Scan each line of the records for the word "demo" and extract the ones that have it.

— start ENTRIES PROVIDED —

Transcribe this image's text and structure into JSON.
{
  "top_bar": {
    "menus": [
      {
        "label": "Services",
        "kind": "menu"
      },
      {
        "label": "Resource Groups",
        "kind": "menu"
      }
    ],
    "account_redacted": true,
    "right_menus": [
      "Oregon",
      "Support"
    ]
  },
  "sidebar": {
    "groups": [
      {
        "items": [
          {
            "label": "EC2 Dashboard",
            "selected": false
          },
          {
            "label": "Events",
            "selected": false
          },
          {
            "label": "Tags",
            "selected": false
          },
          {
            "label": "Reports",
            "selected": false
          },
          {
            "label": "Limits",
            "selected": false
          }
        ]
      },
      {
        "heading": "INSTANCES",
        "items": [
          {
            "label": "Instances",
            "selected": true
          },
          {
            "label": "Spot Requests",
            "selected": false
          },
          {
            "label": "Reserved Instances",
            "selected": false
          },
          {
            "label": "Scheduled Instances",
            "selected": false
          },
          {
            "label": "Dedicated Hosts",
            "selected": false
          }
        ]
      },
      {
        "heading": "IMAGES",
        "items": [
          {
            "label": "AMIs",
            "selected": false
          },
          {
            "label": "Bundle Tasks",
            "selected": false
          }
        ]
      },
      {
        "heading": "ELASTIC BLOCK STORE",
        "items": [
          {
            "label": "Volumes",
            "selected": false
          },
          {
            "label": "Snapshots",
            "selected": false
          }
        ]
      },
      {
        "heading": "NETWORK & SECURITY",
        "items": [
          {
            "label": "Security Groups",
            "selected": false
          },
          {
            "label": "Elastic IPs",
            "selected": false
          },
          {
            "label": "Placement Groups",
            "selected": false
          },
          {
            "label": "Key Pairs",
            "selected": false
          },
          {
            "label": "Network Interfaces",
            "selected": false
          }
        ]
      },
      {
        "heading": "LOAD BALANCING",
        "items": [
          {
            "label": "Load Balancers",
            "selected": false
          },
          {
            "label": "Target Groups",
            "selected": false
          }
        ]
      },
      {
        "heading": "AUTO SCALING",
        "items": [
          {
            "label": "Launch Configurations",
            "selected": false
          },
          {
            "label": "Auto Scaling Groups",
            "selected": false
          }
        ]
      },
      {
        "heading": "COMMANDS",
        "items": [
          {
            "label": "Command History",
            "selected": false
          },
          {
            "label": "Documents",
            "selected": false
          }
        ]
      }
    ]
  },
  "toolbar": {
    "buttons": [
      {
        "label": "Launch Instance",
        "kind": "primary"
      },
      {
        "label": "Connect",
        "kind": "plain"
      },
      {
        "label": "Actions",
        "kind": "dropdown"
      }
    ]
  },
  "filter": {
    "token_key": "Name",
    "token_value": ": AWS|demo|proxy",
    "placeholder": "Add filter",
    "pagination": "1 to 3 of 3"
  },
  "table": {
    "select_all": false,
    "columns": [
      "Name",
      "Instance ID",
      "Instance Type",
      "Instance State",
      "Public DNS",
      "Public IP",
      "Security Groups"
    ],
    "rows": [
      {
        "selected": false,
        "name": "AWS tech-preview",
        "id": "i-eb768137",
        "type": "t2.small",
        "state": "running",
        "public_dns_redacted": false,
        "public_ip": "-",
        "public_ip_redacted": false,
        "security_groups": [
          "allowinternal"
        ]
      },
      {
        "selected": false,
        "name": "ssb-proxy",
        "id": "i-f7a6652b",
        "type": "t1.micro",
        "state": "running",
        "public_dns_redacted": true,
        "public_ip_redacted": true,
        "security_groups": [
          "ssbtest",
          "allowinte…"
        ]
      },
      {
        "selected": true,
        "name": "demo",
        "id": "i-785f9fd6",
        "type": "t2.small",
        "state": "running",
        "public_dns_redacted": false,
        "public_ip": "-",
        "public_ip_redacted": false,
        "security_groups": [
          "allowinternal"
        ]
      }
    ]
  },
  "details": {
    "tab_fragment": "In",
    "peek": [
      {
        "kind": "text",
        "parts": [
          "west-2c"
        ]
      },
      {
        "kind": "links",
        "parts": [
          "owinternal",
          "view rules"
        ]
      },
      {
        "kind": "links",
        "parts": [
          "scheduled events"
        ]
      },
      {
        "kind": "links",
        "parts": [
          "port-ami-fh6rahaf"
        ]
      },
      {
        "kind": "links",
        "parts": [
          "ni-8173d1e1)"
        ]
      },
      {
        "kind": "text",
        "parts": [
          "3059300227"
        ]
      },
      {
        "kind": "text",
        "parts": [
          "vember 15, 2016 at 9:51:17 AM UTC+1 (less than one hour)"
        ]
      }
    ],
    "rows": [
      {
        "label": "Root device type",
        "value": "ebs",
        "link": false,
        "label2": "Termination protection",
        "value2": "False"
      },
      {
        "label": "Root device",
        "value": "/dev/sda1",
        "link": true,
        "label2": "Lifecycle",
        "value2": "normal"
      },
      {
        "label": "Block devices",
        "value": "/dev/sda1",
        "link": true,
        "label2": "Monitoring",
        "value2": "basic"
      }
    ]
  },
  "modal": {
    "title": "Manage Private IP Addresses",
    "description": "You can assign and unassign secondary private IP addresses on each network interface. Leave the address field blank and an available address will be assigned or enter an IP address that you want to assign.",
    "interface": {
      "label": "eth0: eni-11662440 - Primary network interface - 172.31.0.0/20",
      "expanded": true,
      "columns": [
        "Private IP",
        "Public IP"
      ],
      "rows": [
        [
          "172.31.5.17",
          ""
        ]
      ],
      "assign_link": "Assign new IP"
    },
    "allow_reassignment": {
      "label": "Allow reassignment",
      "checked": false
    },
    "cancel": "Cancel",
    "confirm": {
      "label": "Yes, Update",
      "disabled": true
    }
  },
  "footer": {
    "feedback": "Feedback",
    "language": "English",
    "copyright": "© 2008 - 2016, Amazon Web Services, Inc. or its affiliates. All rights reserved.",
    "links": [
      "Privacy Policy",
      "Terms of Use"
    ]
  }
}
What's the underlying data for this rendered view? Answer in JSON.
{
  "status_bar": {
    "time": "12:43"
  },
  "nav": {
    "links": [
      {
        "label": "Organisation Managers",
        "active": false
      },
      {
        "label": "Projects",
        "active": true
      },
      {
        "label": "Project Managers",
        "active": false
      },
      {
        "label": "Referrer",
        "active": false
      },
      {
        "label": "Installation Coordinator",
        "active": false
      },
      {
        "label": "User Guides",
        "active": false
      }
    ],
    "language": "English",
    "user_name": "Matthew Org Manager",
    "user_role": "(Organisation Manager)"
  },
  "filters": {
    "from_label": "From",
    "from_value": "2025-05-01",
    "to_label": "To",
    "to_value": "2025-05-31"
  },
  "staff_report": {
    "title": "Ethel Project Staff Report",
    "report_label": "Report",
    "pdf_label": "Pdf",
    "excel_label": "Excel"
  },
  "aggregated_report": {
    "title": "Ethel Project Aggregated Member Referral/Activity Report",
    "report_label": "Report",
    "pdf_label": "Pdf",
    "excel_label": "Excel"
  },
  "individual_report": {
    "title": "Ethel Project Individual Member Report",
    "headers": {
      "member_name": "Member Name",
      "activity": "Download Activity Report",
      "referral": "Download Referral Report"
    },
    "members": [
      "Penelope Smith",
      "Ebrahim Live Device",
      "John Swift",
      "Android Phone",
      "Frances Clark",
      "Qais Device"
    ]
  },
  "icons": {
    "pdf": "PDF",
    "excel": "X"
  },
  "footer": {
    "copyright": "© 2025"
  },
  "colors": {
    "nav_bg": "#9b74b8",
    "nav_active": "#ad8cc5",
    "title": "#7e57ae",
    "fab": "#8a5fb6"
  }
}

— end ENTRIES PROVIDED —
— start ENTRIES PROVIDED —

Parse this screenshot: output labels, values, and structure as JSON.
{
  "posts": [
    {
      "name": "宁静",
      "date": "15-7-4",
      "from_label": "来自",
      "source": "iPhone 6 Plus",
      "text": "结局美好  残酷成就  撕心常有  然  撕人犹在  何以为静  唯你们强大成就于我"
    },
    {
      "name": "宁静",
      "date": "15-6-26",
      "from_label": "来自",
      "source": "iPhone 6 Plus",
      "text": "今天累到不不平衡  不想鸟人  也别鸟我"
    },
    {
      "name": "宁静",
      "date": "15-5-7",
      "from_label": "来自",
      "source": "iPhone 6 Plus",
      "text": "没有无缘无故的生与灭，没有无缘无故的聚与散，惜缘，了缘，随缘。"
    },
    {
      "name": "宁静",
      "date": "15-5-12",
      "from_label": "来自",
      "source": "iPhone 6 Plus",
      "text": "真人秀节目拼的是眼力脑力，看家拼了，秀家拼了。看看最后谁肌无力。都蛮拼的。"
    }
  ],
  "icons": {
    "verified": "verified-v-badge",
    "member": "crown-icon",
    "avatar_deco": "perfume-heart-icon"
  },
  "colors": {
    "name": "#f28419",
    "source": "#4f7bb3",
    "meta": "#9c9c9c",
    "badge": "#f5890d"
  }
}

— end ENTRIES PROVIDED —

> [SOLUTION FOR THIS PROBLEM]:
    "token_value": ": AWS|demo|proxy",
        "name": "demo",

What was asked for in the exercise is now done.